Extract every line of the listing below without changing a character, and leave the picture out of your answer.

#### [Records for the exercise]
§ §
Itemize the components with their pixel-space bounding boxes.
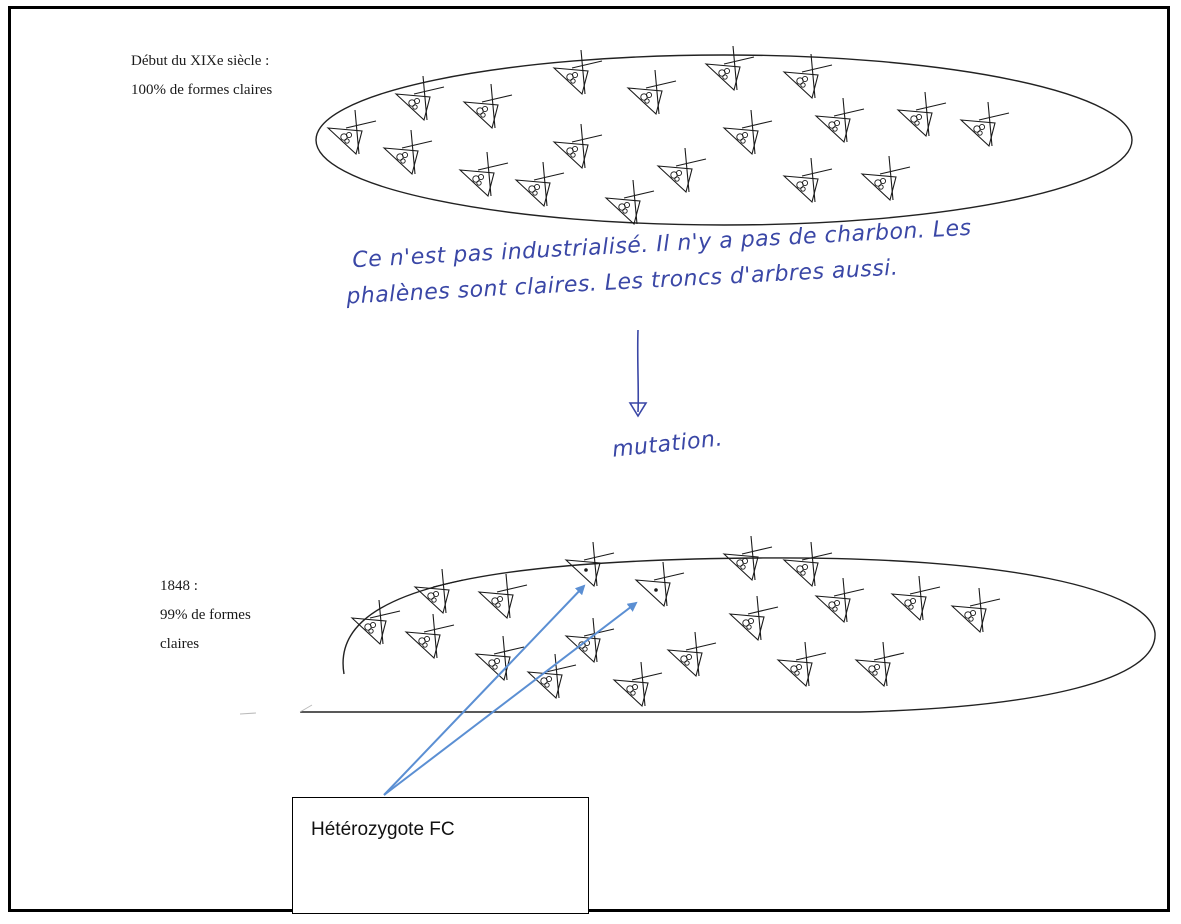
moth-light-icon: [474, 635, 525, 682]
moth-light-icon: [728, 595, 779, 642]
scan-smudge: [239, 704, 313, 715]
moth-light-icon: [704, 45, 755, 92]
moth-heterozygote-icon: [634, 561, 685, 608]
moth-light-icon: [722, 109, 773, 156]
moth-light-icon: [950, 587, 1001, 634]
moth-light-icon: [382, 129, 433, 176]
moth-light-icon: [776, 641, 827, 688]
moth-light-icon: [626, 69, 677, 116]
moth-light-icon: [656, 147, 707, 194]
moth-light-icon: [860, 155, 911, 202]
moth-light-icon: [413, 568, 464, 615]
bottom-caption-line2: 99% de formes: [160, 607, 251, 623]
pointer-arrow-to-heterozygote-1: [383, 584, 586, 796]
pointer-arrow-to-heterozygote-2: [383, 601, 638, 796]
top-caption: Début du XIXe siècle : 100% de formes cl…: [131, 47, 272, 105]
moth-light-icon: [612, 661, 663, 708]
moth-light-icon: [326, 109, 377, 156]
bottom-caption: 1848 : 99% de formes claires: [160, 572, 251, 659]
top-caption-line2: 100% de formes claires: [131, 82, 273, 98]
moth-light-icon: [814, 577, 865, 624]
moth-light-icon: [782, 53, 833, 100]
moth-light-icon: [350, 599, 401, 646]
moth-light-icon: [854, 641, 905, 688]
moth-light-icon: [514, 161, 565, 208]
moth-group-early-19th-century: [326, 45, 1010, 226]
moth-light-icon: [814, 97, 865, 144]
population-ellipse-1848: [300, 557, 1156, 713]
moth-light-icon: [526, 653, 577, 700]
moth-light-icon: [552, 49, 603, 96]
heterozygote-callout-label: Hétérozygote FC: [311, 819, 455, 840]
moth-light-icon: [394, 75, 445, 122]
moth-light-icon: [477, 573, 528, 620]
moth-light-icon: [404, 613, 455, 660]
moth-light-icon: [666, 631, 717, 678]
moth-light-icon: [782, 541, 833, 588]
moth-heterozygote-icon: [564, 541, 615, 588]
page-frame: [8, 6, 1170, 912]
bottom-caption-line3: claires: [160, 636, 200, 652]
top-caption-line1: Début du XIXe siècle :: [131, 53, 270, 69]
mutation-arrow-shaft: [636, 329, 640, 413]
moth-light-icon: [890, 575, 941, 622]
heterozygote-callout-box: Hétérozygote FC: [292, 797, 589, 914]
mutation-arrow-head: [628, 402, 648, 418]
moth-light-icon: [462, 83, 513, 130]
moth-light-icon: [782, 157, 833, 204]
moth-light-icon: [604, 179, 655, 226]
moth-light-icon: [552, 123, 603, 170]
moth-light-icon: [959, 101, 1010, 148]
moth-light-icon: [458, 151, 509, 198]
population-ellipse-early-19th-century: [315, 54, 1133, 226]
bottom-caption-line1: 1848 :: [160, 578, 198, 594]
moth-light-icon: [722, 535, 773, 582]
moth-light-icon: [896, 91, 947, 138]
§ §
#### [Result below]
Itemize the components with their pixel-space bounding boxes.
moth-light-icon: [474, 635, 525, 682]
moth-light-icon: [728, 595, 779, 642]
scan-smudge: [239, 704, 313, 715]
moth-light-icon: [704, 45, 755, 92]
moth-heterozygote-icon: [634, 561, 685, 608]
moth-light-icon: [722, 109, 773, 156]
moth-light-icon: [950, 587, 1001, 634]
moth-light-icon: [382, 129, 433, 176]
moth-light-icon: [776, 641, 827, 688]
moth-light-icon: [626, 69, 677, 116]
moth-light-icon: [656, 147, 707, 194]
moth-light-icon: [860, 155, 911, 202]
moth-light-icon: [413, 568, 464, 615]
bottom-caption-line2: 99% de formes: [160, 607, 251, 623]
pointer-arrow-to-heterozygote-1: [383, 584, 586, 796]
pointer-arrow-to-heterozygote-2: [383, 601, 638, 796]
top-caption: Début du XIXe siècle : 100% de formes cl…: [131, 47, 272, 105]
moth-light-icon: [612, 661, 663, 708]
moth-light-icon: [326, 109, 377, 156]
bottom-caption: 1848 : 99% de formes claires: [160, 572, 251, 659]
top-caption-line2: 100% de formes claires: [131, 82, 273, 98]
moth-light-icon: [814, 577, 865, 624]
moth-light-icon: [782, 53, 833, 100]
moth-light-icon: [350, 599, 401, 646]
moth-light-icon: [854, 641, 905, 688]
moth-light-icon: [514, 161, 565, 208]
moth-group-early-19th-century: [326, 45, 1010, 226]
moth-light-icon: [814, 97, 865, 144]
population-ellipse-1848: [300, 557, 1156, 713]
moth-light-icon: [526, 653, 577, 700]
moth-light-icon: [552, 49, 603, 96]
heterozygote-callout-label: Hétérozygote FC: [311, 819, 455, 840]
moth-light-icon: [394, 75, 445, 122]
moth-light-icon: [477, 573, 528, 620]
moth-light-icon: [404, 613, 455, 660]
moth-light-icon: [666, 631, 717, 678]
moth-light-icon: [782, 541, 833, 588]
moth-heterozygote-icon: [564, 541, 615, 588]
page-frame: [8, 6, 1170, 912]
bottom-caption-line3: claires: [160, 636, 200, 652]
top-caption-line1: Début du XIXe siècle :: [131, 53, 270, 69]
mutation-arrow-shaft: [636, 329, 640, 413]
moth-light-icon: [890, 575, 941, 622]
heterozygote-callout-box: Hétérozygote FC: [292, 797, 589, 914]
mutation-arrow-head: [628, 402, 648, 418]
moth-light-icon: [462, 83, 513, 130]
moth-light-icon: [782, 157, 833, 204]
moth-light-icon: [604, 179, 655, 226]
moth-light-icon: [552, 123, 603, 170]
moth-light-icon: [959, 101, 1010, 148]
moth-light-icon: [458, 151, 509, 198]
population-ellipse-early-19th-century: [315, 54, 1133, 226]
bottom-caption-line1: 1848 :: [160, 578, 198, 594]
moth-light-icon: [722, 535, 773, 582]
moth-light-icon: [896, 91, 947, 138]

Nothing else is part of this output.